## Job
Gather every line below where "dinheiro" appears.

## Record set
-- BEGIN --
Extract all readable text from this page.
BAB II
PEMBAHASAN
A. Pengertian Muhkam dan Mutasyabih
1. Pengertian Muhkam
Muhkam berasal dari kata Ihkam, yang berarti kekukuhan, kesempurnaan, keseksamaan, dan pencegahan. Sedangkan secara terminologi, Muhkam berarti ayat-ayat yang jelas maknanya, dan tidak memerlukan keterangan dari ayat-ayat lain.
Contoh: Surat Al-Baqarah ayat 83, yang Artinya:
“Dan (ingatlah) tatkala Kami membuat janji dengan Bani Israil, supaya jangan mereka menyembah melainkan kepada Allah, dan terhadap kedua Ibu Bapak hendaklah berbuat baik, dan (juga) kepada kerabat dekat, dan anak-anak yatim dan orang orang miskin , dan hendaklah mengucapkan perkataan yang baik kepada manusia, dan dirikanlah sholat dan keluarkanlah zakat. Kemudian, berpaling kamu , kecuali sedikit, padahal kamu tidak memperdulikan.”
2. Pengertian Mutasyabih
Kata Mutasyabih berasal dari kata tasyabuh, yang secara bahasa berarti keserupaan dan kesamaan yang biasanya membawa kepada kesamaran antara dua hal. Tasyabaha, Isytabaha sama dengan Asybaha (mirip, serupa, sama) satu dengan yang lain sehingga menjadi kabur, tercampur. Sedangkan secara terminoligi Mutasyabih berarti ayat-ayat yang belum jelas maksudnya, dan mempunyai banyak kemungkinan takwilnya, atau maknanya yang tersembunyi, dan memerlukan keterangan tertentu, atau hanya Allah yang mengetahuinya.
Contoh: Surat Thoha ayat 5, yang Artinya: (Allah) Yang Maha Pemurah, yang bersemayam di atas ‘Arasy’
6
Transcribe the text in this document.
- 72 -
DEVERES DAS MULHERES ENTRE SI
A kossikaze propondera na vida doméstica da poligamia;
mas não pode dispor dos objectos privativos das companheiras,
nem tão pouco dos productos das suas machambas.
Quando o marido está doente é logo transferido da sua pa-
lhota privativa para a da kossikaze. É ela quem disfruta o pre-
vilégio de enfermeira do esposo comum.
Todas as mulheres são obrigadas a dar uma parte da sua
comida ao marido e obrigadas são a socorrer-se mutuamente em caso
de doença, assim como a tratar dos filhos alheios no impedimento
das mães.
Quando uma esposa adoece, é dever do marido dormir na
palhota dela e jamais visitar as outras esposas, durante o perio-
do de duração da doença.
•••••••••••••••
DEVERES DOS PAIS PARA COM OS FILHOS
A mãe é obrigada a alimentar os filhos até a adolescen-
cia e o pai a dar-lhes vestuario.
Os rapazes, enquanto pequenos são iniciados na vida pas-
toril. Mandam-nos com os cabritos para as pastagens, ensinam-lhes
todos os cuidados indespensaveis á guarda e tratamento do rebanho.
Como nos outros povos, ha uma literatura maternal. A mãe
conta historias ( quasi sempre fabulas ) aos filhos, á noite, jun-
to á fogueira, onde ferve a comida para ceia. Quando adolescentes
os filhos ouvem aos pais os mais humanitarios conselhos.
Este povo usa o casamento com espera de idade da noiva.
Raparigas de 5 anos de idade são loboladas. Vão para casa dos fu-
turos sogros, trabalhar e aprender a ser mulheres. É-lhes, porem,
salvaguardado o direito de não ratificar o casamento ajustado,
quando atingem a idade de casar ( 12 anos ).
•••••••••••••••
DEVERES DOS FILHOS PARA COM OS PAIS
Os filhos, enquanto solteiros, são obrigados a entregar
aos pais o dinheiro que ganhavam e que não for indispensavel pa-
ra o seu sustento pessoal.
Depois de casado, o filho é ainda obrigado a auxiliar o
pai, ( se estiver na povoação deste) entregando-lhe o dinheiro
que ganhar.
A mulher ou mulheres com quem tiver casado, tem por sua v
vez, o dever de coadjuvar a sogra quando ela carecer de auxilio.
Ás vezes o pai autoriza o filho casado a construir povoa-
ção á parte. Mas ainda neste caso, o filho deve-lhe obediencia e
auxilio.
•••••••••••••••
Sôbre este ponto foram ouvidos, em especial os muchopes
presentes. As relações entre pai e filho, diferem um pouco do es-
-- END --
## Answer to the exercise
aos pais o dinheiro que ganhavam e que não for indispensavel pa-
pai, ( se estiver na povoação deste) entregando-lhe o dinheiro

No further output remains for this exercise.